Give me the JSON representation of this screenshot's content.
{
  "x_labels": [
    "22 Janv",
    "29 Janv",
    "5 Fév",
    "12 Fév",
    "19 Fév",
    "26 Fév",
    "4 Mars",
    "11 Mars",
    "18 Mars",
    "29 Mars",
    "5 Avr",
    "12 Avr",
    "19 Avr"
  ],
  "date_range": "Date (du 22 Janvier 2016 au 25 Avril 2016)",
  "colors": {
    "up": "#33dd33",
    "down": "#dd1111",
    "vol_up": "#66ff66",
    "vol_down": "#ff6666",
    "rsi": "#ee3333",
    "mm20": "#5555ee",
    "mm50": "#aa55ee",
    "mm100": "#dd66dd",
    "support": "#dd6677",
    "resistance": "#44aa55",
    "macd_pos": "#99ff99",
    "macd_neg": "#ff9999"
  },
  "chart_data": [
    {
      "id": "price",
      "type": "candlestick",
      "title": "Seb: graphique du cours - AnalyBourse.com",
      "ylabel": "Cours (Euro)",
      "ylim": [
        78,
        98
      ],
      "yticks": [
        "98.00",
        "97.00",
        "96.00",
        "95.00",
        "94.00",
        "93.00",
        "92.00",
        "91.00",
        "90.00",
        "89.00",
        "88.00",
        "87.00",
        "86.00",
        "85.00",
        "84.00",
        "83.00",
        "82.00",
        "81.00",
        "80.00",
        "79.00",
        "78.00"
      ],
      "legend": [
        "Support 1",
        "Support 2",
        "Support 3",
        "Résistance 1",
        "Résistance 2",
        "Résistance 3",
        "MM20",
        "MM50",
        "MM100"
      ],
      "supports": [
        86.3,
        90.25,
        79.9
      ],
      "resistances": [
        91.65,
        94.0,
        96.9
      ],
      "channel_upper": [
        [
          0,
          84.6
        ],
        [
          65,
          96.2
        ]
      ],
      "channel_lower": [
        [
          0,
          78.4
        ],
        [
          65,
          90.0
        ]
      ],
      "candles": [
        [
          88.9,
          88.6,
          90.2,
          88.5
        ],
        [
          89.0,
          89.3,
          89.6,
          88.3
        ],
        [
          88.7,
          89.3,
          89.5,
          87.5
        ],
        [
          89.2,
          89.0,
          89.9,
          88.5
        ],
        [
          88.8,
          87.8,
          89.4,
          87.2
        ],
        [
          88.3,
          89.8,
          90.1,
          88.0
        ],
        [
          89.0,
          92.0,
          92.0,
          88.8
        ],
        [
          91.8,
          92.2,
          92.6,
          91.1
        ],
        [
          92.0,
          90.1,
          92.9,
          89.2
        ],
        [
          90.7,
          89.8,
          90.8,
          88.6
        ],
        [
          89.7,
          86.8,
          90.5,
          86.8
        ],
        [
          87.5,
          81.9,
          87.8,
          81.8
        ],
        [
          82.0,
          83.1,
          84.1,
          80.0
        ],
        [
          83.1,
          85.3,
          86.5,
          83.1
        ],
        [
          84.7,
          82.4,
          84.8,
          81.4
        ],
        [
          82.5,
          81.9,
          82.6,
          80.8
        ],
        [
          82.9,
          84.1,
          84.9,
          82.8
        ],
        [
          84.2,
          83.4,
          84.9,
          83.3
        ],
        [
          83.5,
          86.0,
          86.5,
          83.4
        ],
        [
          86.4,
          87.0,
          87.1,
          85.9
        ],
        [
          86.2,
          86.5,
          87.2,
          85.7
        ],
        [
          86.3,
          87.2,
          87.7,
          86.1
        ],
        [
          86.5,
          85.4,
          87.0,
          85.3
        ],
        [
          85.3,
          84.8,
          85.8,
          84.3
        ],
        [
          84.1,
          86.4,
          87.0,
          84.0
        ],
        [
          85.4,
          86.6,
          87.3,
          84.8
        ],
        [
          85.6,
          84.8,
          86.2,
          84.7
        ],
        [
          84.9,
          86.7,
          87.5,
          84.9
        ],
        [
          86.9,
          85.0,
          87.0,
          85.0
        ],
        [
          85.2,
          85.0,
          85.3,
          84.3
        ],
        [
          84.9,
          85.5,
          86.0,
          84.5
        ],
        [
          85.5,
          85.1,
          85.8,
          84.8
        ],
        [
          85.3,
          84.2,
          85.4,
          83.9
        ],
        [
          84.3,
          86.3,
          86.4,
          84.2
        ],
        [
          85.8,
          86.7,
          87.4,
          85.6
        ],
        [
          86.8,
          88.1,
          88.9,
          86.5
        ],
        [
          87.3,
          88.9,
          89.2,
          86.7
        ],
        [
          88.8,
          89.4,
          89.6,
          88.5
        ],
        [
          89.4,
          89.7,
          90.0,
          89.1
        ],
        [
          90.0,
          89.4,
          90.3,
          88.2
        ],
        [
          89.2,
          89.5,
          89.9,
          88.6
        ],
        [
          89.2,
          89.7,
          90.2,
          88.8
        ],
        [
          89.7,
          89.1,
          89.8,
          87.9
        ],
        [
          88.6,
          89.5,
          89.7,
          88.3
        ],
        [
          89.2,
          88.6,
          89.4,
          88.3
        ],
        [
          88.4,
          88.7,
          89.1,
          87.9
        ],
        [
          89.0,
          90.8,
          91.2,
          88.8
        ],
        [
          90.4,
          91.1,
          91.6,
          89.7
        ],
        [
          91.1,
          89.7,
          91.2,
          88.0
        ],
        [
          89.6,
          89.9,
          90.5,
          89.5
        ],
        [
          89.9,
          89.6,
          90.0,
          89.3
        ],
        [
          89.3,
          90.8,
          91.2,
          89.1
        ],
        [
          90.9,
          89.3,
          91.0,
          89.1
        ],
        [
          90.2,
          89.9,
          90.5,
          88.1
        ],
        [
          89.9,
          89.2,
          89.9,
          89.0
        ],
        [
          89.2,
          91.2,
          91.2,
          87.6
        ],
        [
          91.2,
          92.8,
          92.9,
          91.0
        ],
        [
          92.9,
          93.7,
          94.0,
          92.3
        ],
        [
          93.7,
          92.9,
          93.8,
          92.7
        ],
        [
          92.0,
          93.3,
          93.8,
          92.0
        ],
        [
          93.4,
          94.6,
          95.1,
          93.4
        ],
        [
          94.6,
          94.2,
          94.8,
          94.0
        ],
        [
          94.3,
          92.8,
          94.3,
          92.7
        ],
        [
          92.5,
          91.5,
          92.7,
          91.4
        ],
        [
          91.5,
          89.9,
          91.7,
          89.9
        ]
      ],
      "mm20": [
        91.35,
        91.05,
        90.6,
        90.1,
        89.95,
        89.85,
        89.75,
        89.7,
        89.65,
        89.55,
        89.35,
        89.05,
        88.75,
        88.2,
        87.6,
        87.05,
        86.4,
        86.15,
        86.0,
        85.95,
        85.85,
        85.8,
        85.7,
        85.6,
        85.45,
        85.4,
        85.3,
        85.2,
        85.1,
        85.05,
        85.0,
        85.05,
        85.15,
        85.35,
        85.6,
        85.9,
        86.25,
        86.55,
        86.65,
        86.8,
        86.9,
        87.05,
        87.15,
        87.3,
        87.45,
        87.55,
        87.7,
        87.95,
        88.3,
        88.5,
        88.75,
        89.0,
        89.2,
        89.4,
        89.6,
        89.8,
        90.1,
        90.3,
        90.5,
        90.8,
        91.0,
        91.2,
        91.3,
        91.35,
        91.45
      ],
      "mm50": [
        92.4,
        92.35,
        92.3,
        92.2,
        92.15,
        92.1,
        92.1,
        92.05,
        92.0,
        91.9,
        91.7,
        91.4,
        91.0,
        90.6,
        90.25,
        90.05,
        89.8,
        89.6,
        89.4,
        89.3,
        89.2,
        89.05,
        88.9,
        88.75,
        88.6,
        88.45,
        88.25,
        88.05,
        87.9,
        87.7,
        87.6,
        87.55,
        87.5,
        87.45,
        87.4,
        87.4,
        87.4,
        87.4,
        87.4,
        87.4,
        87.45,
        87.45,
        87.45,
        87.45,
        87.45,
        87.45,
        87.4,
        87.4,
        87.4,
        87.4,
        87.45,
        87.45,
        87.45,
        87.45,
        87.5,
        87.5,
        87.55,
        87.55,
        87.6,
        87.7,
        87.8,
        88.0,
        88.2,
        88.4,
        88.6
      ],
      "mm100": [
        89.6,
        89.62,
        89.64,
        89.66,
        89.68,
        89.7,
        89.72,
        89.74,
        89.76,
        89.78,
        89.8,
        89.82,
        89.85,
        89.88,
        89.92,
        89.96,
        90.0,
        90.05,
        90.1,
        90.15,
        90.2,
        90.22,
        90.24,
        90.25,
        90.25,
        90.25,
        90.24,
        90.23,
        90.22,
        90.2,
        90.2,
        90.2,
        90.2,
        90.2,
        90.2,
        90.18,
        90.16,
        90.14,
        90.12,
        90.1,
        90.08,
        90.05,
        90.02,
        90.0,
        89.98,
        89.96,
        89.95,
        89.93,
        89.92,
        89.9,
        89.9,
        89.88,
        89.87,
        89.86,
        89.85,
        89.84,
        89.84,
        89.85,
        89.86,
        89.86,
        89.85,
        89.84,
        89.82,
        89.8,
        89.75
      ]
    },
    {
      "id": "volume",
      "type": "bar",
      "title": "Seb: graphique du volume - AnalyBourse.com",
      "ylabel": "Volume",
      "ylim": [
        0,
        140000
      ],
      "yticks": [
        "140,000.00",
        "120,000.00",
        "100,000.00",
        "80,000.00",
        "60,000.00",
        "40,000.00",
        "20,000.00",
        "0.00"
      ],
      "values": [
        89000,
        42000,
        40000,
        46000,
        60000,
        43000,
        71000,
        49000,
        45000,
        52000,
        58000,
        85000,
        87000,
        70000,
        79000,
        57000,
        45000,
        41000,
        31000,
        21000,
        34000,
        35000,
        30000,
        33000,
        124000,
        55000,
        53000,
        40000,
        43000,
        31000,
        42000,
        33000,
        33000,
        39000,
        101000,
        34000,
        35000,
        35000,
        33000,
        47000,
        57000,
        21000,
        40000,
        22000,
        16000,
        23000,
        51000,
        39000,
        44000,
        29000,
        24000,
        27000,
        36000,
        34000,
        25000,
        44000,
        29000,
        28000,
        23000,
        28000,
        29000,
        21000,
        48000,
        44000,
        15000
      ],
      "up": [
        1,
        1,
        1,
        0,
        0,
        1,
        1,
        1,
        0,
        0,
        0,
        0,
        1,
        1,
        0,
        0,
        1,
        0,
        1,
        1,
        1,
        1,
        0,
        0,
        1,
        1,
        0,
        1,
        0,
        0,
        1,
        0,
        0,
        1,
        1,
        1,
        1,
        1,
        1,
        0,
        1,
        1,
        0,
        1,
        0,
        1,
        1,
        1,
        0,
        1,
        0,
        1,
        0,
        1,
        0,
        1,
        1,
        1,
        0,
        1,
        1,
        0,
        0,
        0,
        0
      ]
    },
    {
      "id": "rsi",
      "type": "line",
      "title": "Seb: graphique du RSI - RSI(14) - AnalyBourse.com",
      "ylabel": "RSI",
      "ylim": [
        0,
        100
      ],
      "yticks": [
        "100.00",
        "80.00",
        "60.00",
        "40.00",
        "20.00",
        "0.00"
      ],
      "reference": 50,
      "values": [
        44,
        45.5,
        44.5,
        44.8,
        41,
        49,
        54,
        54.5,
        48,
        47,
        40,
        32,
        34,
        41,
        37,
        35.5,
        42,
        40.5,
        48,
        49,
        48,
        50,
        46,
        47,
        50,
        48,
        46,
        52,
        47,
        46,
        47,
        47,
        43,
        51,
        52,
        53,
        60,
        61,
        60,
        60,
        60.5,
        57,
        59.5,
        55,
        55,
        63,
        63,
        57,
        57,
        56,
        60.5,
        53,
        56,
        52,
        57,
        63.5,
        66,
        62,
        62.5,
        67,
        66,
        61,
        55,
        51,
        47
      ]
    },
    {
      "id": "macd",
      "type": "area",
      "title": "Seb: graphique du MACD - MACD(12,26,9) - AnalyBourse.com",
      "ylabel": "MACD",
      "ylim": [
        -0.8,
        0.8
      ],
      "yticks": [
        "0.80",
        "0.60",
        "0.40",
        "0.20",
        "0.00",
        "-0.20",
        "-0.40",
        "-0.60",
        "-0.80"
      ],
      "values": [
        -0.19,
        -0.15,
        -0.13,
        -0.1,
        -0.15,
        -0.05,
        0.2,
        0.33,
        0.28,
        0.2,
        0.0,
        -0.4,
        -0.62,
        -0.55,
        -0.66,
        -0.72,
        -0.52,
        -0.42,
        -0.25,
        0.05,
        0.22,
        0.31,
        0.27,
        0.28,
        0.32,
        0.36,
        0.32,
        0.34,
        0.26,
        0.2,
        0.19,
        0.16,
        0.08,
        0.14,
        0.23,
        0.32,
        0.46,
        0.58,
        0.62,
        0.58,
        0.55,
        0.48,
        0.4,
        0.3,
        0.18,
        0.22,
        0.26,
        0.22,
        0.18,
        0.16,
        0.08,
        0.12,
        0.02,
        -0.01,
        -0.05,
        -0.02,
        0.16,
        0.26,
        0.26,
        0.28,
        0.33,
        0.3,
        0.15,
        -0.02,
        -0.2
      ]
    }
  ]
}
=====
Report each line in the data that holds the word "ylabel".

TASK RESPONSE:
      "ylabel": "Cours (Euro)",
      "ylabel": "Volume",
      "ylabel": "RSI",
      "ylabel": "MACD",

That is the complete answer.